#### [Objective]
Repeat every line of the material, character for character.

#### [Entries provided]
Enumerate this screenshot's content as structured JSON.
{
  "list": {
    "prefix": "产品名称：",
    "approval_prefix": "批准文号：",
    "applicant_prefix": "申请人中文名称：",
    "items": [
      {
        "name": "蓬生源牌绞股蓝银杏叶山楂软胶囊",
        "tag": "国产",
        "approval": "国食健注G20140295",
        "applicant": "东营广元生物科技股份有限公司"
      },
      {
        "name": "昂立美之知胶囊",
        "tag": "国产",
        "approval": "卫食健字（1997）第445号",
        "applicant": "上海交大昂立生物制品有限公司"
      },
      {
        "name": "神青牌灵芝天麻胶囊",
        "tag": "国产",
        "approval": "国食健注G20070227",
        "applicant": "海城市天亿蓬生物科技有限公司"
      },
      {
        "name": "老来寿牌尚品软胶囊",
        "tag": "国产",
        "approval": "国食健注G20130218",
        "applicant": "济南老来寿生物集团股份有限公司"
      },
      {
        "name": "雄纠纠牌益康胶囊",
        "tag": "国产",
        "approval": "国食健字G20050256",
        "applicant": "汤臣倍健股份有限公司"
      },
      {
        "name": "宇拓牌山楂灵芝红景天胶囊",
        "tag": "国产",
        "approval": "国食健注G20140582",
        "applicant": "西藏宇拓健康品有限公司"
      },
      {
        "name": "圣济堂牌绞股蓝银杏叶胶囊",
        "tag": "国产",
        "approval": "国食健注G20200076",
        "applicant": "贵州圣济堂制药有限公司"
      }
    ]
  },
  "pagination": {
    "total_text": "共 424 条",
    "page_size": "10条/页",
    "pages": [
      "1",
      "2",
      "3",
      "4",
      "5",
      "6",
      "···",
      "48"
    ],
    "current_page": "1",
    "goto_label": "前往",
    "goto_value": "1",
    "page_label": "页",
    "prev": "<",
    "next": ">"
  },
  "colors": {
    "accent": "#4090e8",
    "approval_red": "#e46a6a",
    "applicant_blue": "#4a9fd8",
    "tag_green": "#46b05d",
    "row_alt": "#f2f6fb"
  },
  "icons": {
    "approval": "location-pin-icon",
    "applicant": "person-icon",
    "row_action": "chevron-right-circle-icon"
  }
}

#### [Task output]
Enumerate this screenshot's content as structured JSON.
{
  "list": {
    "prefix": "产品名称：",
    "approval_prefix": "批准文号：",
    "applicant_prefix": "申请人中文名称：",
    "items": [
      {
        "name": "蓬生源牌绞股蓝银杏叶山楂软胶囊",
        "tag": "国产",
        "approval": "国食健注G20140295",
        "applicant": "东营广元生物科技股份有限公司"
      },
      {
        "name": "昂立美之知胶囊",
        "tag": "国产",
        "approval": "卫食健字（1997）第445号",
        "applicant": "上海交大昂立生物制品有限公司"
      },
      {
        "name": "神青牌灵芝天麻胶囊",
        "tag": "国产",
        "approval": "国食健注G20070227",
        "applicant": "海城市天亿蓬生物科技有限公司"
      },
      {
        "name": "老来寿牌尚品软胶囊",
        "tag": "国产",
        "approval": "国食健注G20130218",
        "applicant": "济南老来寿生物集团股份有限公司"
      },
      {
        "name": "雄纠纠牌益康胶囊",
        "tag": "国产",
        "approval": "国食健字G20050256",
        "applicant": "汤臣倍健股份有限公司"
      },
      {
        "name": "宇拓牌山楂灵芝红景天胶囊",
        "tag": "国产",
        "approval": "国食健注G20140582",
        "applicant": "西藏宇拓健康品有限公司"
      },
      {
        "name": "圣济堂牌绞股蓝银杏叶胶囊",
        "tag": "国产",
        "approval": "国食健注G20200076",
        "applicant": "贵州圣济堂制药有限公司"
      }
    ]
  },
  "pagination": {
    "total_text": "共 424 条",
    "page_size": "10条/页",
    "pages": [
      "1",
      "2",
      "3",
      "4",
      "5",
      "6",
      "···",
      "48"
    ],
    "current_page": "1",
    "goto_label": "前往",
    "goto_value": "1",
    "page_label": "页",
    "prev": "<",
    "next": ">"
  },
  "colors": {
    "accent": "#4090e8",
    "approval_red": "#e46a6a",
    "applicant_blue": "#4a9fd8",
    "tag_green": "#46b05d",
    "row_alt": "#f2f6fb"
  },
  "icons": {
    "approval": "location-pin-icon",
    "applicant": "person-icon",
    "row_action": "chevron-right-circle-icon"
  }
}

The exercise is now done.